Instructions for the task:
Look through the listing for the word "label". Copy each line that has it.

Raw records:
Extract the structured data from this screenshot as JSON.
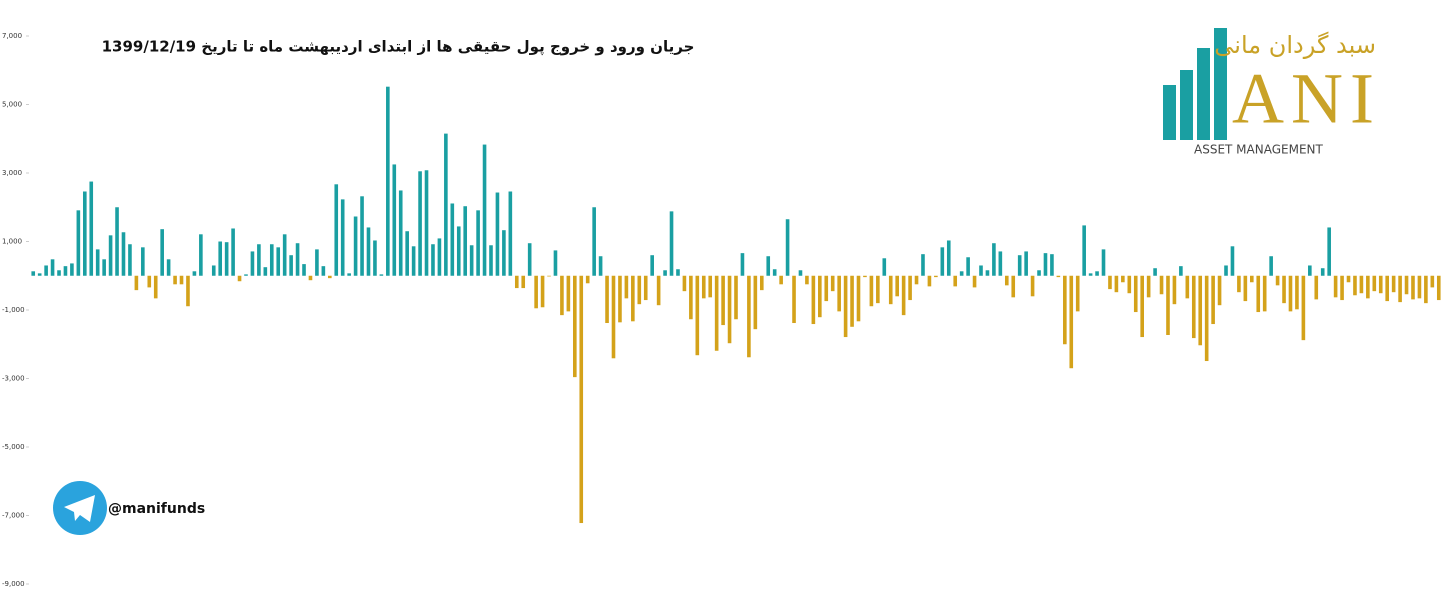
{
  "chart_data": {
    "type": "bar",
    "title": "جریان ورود و خروج پول حقیقی ها از ابتدای اردیبهشت ماه تا تاریخ 1399/12/19",
    "logo": {
      "persian": "سبد گردان مانی",
      "latin": "ANI",
      "tagline": "ASSET MANAGEMENT"
    },
    "channel": "@manifunds",
    "colors": {
      "positive": "#1a9fa2",
      "negative": "#d4a21a"
    },
    "ylim": [
      -9000,
      7000
    ],
    "yticks": [
      {
        "value": -9000,
        "label": "-9,000"
      },
      {
        "value": -7000,
        "label": "-7,000"
      },
      {
        "value": -5000,
        "label": "-5,000"
      },
      {
        "value": -3000,
        "label": "-3,000"
      },
      {
        "value": -1000,
        "label": "-1,000"
      },
      {
        "value": 1000,
        "label": "1,000"
      },
      {
        "value": 3000,
        "label": "3,000"
      },
      {
        "value": 5000,
        "label": "5,000"
      },
      {
        "value": 7000,
        "label": "7,000"
      }
    ],
    "values": [
      130,
      70,
      300,
      480,
      160,
      280,
      360,
      1910,
      2460,
      2750,
      770,
      480,
      1180,
      2000,
      1270,
      920,
      -420,
      830,
      -340,
      -660,
      1360,
      480,
      -250,
      -250,
      -890,
      130,
      1210,
      0,
      300,
      1000,
      980,
      1380,
      -160,
      40,
      710,
      920,
      250,
      920,
      830,
      1210,
      600,
      950,
      340,
      -130,
      770,
      280,
      -70,
      2670,
      2230,
      70,
      1730,
      2320,
      1410,
      1030,
      40,
      5520,
      3250,
      2490,
      1300,
      860,
      3050,
      3080,
      920,
      1090,
      4150,
      2110,
      1440,
      2030,
      890,
      1910,
      3830,
      890,
      2430,
      1330,
      2460,
      -360,
      -360,
      950,
      -950,
      -920,
      -20,
      740,
      -1150,
      -1040,
      -2960,
      -7220,
      -220,
      2000,
      570,
      -1380,
      -2410,
      -1360,
      -660,
      -1330,
      -830,
      -710,
      600,
      -860,
      160,
      1880,
      190,
      -450,
      -1270,
      -2320,
      -660,
      -630,
      -2190,
      -1440,
      -1970,
      -1270,
      660,
      -2380,
      -1560,
      -420,
      570,
      190,
      -250,
      1650,
      -1380,
      160,
      -250,
      -1410,
      -1210,
      -740,
      -450,
      -1040,
      -1790,
      -1490,
      -1330,
      -40,
      -890,
      -800,
      510,
      -830,
      -600,
      -1150,
      -710,
      -250,
      630,
      -310,
      -40,
      830,
      1030,
      -310,
      130,
      540,
      -340,
      300,
      160,
      950,
      710,
      -280,
      -630,
      600,
      710,
      -600,
      160,
      660,
      630,
      -40,
      -2000,
      -2700,
      -1040,
      1470,
      70,
      130,
      770,
      -390,
      -480,
      -190,
      -510,
      -1060,
      -1790,
      -630,
      220,
      -540,
      -1730,
      -830,
      280,
      -660,
      -1820,
      -2030,
      -2490,
      -1410,
      -860,
      300,
      860,
      -480,
      -740,
      -190,
      -1060,
      -1040,
      570,
      -280,
      -800,
      -1040,
      -980,
      -1880,
      300,
      -690,
      220,
      1410,
      -630,
      -710,
      -190,
      -570,
      -510,
      -660,
      -450,
      -510,
      -740,
      -480,
      -770,
      -540,
      -690,
      -660,
      -800,
      -340,
      -710
    ]
  }
}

Exercise result:
        "label": "-9,000"
        "label": "-7,000"
        "label": "-5,000"
        "label": "-3,000"
        "label": "-1,000"
        "label": "1,000"
        "label": "3,000"
        "label": "5,000"
        "label": "7,000"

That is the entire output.